_Short task_.
Within the records below, find each line that holds the string "Width", then copy it.

_Extracted entries_.
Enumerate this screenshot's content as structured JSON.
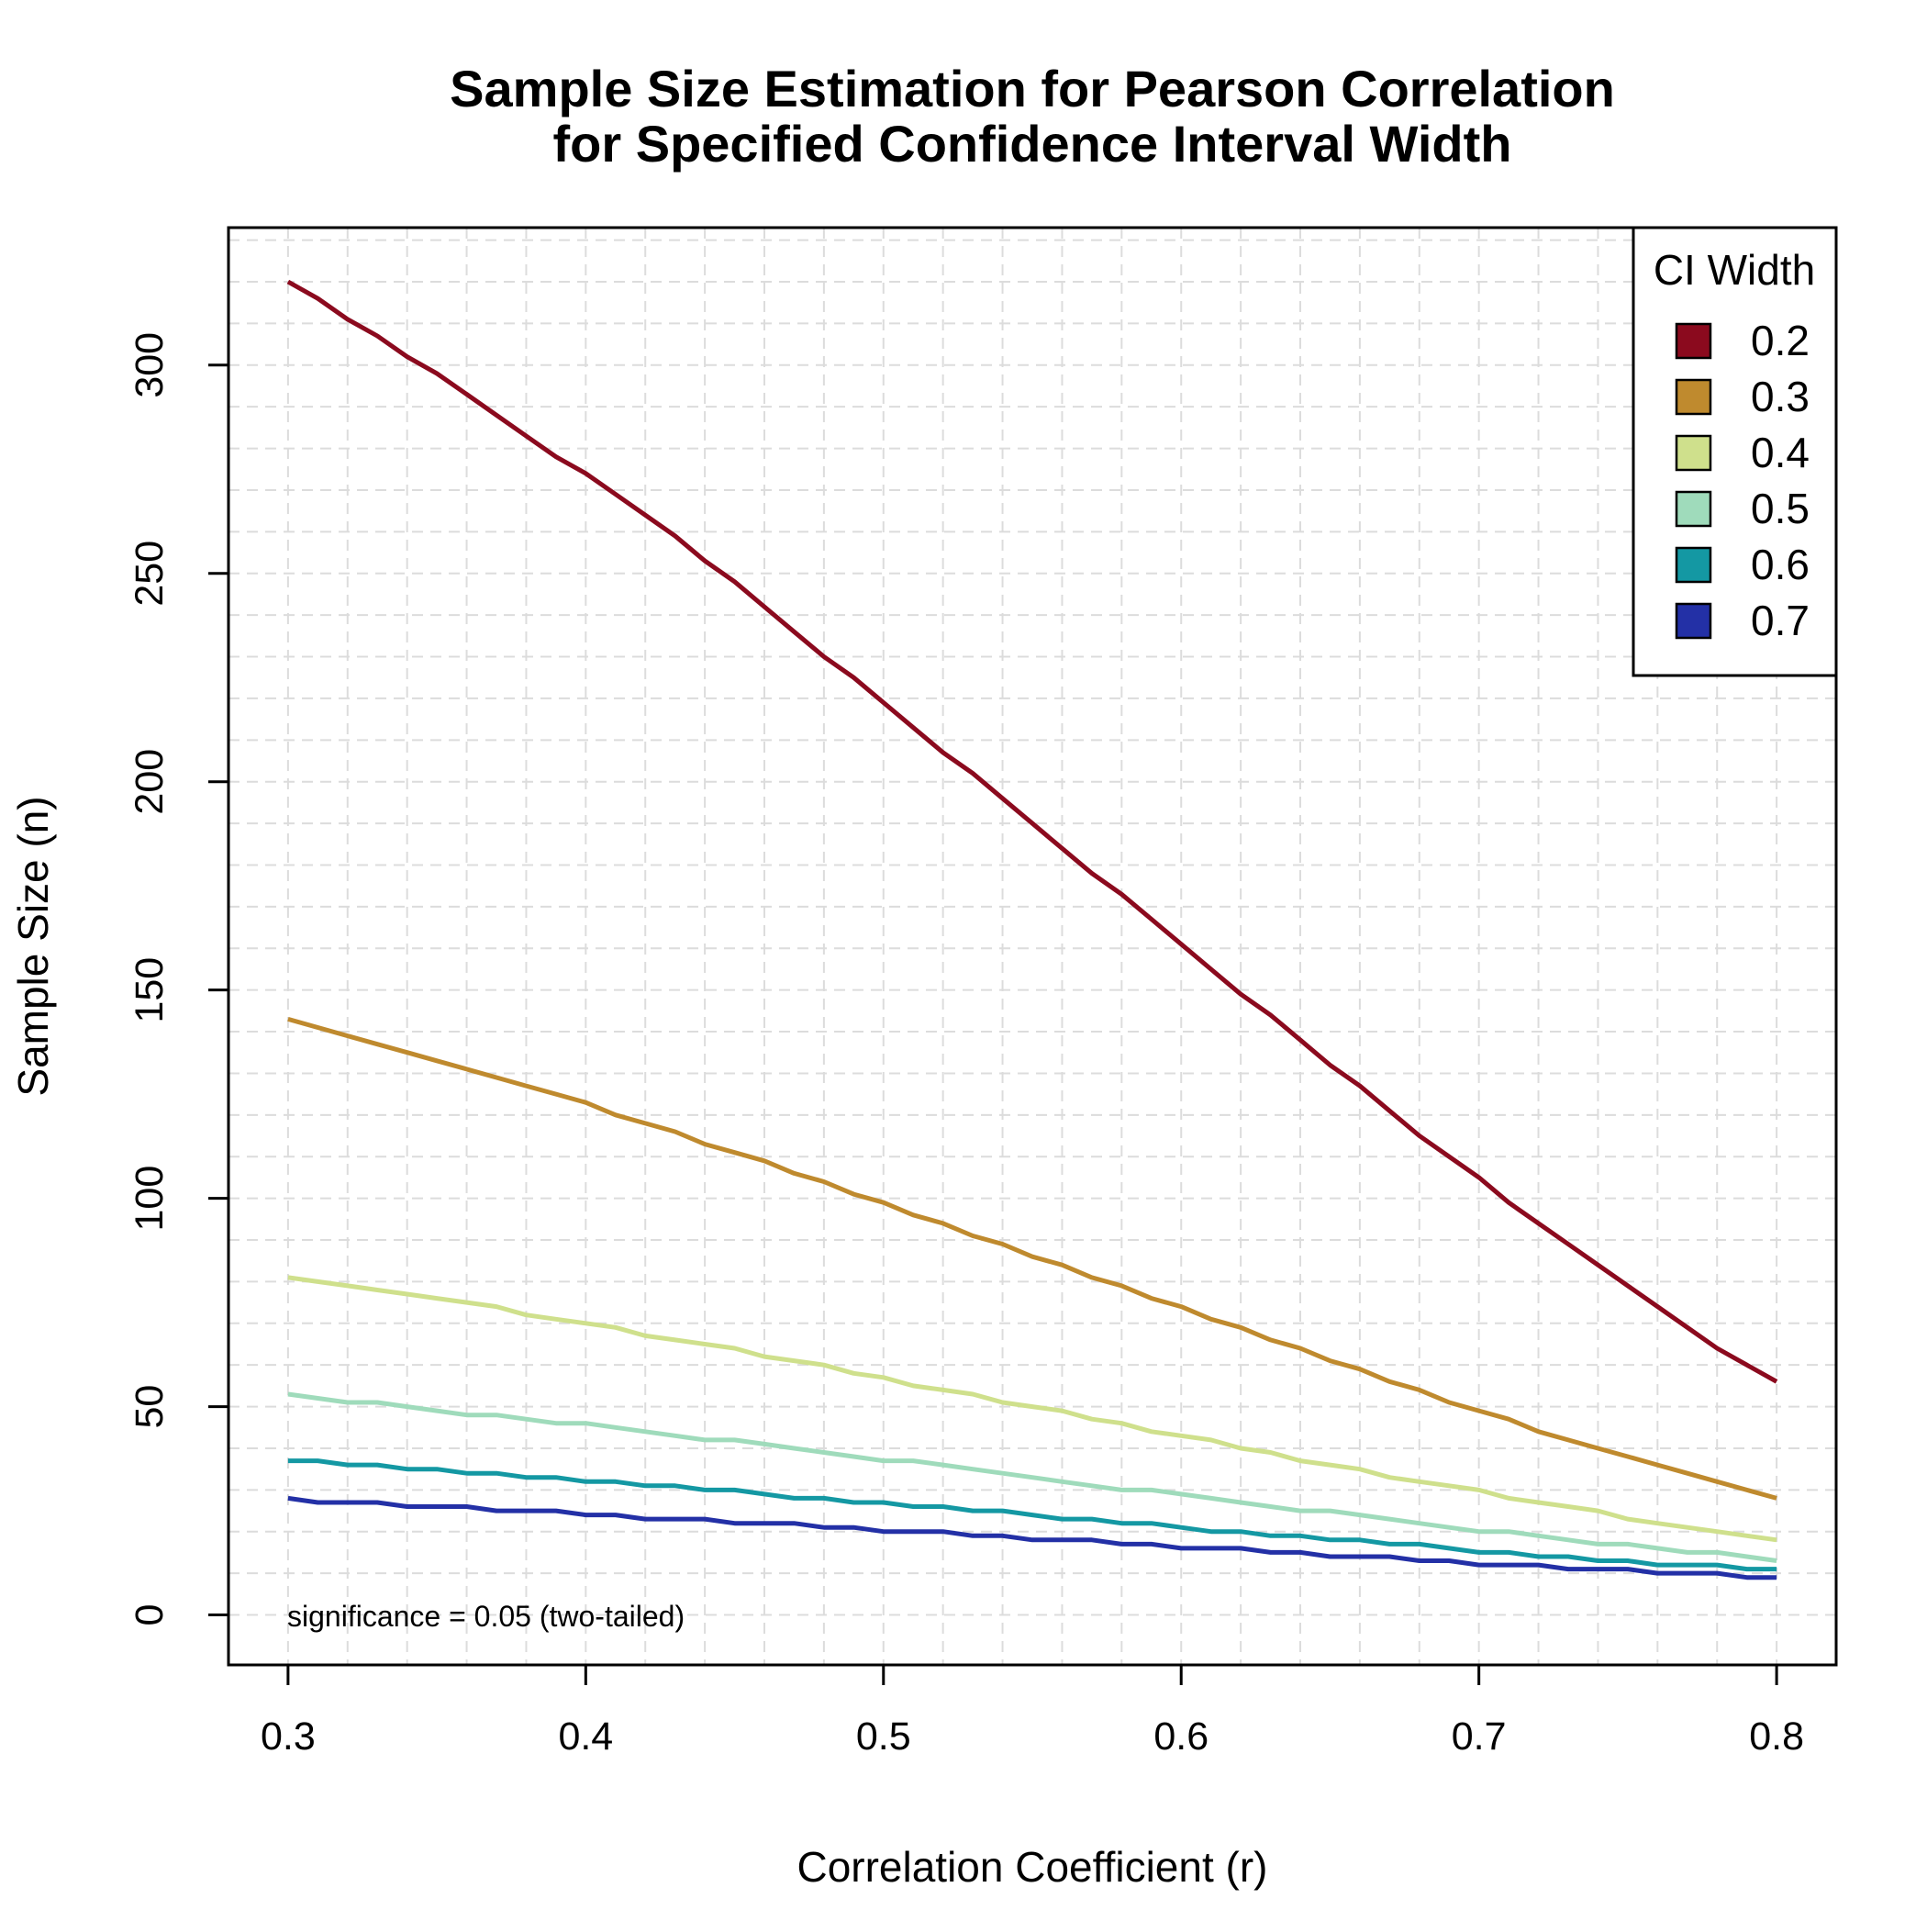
{
  "chart_data": {
    "type": "line",
    "title": [
      "Sample Size Estimation for Pearson Correlation",
      "for Specified Confidence Interval Width"
    ],
    "xlabel": "Correlation Coefficient (r)",
    "ylabel": "Sample Size (n)",
    "xlim": [
      0.28,
      0.82
    ],
    "ylim": [
      -12,
      333
    ],
    "x_ticks": [
      0.3,
      0.4,
      0.5,
      0.6,
      0.7,
      0.8
    ],
    "x_tick_labels": [
      "0.3",
      "0.4",
      "0.5",
      "0.6",
      "0.7",
      "0.8"
    ],
    "y_ticks": [
      0,
      50,
      100,
      150,
      200,
      250,
      300
    ],
    "y_tick_labels": [
      "0",
      "50",
      "100",
      "150",
      "200",
      "250",
      "300"
    ],
    "grid": true,
    "legend": {
      "title": "CI Width",
      "position": "top-right"
    },
    "annotation": "significance = 0.05 (two-tailed)",
    "x": [
      0.3,
      0.31,
      0.32,
      0.33,
      0.34,
      0.35,
      0.36,
      0.37,
      0.38,
      0.39,
      0.4,
      0.41,
      0.42,
      0.43,
      0.44,
      0.45,
      0.46,
      0.47,
      0.48,
      0.49,
      0.5,
      0.51,
      0.52,
      0.53,
      0.54,
      0.55,
      0.56,
      0.57,
      0.58,
      0.59,
      0.6,
      0.61,
      0.62,
      0.63,
      0.64,
      0.65,
      0.66,
      0.67,
      0.68,
      0.69,
      0.7,
      0.71,
      0.72,
      0.73,
      0.74,
      0.75,
      0.76,
      0.77,
      0.78,
      0.79,
      0.8
    ],
    "series": [
      {
        "name": "0.2",
        "color": "#8b0a1e",
        "values": [
          320,
          316,
          311,
          307,
          302,
          298,
          293,
          288,
          283,
          278,
          274,
          269,
          264,
          259,
          253,
          248,
          242,
          236,
          230,
          225,
          219,
          213,
          207,
          202,
          196,
          190,
          184,
          178,
          173,
          167,
          161,
          155,
          149,
          144,
          138,
          132,
          127,
          121,
          115,
          110,
          105,
          99,
          94,
          89,
          84,
          79,
          74,
          69,
          64,
          60,
          56
        ]
      },
      {
        "name": "0.3",
        "color": "#bf8a2e",
        "values": [
          143,
          141,
          139,
          137,
          135,
          133,
          131,
          129,
          127,
          125,
          123,
          120,
          118,
          116,
          113,
          111,
          109,
          106,
          104,
          101,
          99,
          96,
          94,
          91,
          89,
          86,
          84,
          81,
          79,
          76,
          74,
          71,
          69,
          66,
          64,
          61,
          59,
          56,
          54,
          51,
          49,
          47,
          44,
          42,
          40,
          38,
          36,
          34,
          32,
          30,
          28
        ]
      },
      {
        "name": "0.4",
        "color": "#cfe08c",
        "values": [
          81,
          80,
          79,
          78,
          77,
          76,
          75,
          74,
          72,
          71,
          70,
          69,
          67,
          66,
          65,
          64,
          62,
          61,
          60,
          58,
          57,
          55,
          54,
          53,
          51,
          50,
          49,
          47,
          46,
          44,
          43,
          42,
          40,
          39,
          37,
          36,
          35,
          33,
          32,
          31,
          30,
          28,
          27,
          26,
          25,
          23,
          22,
          21,
          20,
          19,
          18
        ]
      },
      {
        "name": "0.5",
        "color": "#9fdbbb",
        "values": [
          53,
          52,
          51,
          51,
          50,
          49,
          48,
          48,
          47,
          46,
          46,
          45,
          44,
          43,
          42,
          42,
          41,
          40,
          39,
          38,
          37,
          37,
          36,
          35,
          34,
          33,
          32,
          31,
          30,
          30,
          29,
          28,
          27,
          26,
          25,
          25,
          24,
          23,
          22,
          21,
          20,
          20,
          19,
          18,
          17,
          17,
          16,
          15,
          15,
          14,
          13
        ]
      },
      {
        "name": "0.6",
        "color": "#1498a3",
        "values": [
          37,
          37,
          36,
          36,
          35,
          35,
          34,
          34,
          33,
          33,
          32,
          32,
          31,
          31,
          30,
          30,
          29,
          28,
          28,
          27,
          27,
          26,
          26,
          25,
          25,
          24,
          23,
          23,
          22,
          22,
          21,
          20,
          20,
          19,
          19,
          18,
          18,
          17,
          17,
          16,
          15,
          15,
          14,
          14,
          13,
          13,
          12,
          12,
          12,
          11,
          11
        ]
      },
      {
        "name": "0.7",
        "color": "#2330a6",
        "values": [
          28,
          27,
          27,
          27,
          26,
          26,
          26,
          25,
          25,
          25,
          24,
          24,
          23,
          23,
          23,
          22,
          22,
          22,
          21,
          21,
          20,
          20,
          20,
          19,
          19,
          18,
          18,
          18,
          17,
          17,
          16,
          16,
          16,
          15,
          15,
          14,
          14,
          14,
          13,
          13,
          12,
          12,
          12,
          11,
          11,
          11,
          10,
          10,
          10,
          9,
          9
        ]
      }
    ]
  }
}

_Exercise answer_.
      "for Specified Confidence Interval Width"
      "title": "CI Width",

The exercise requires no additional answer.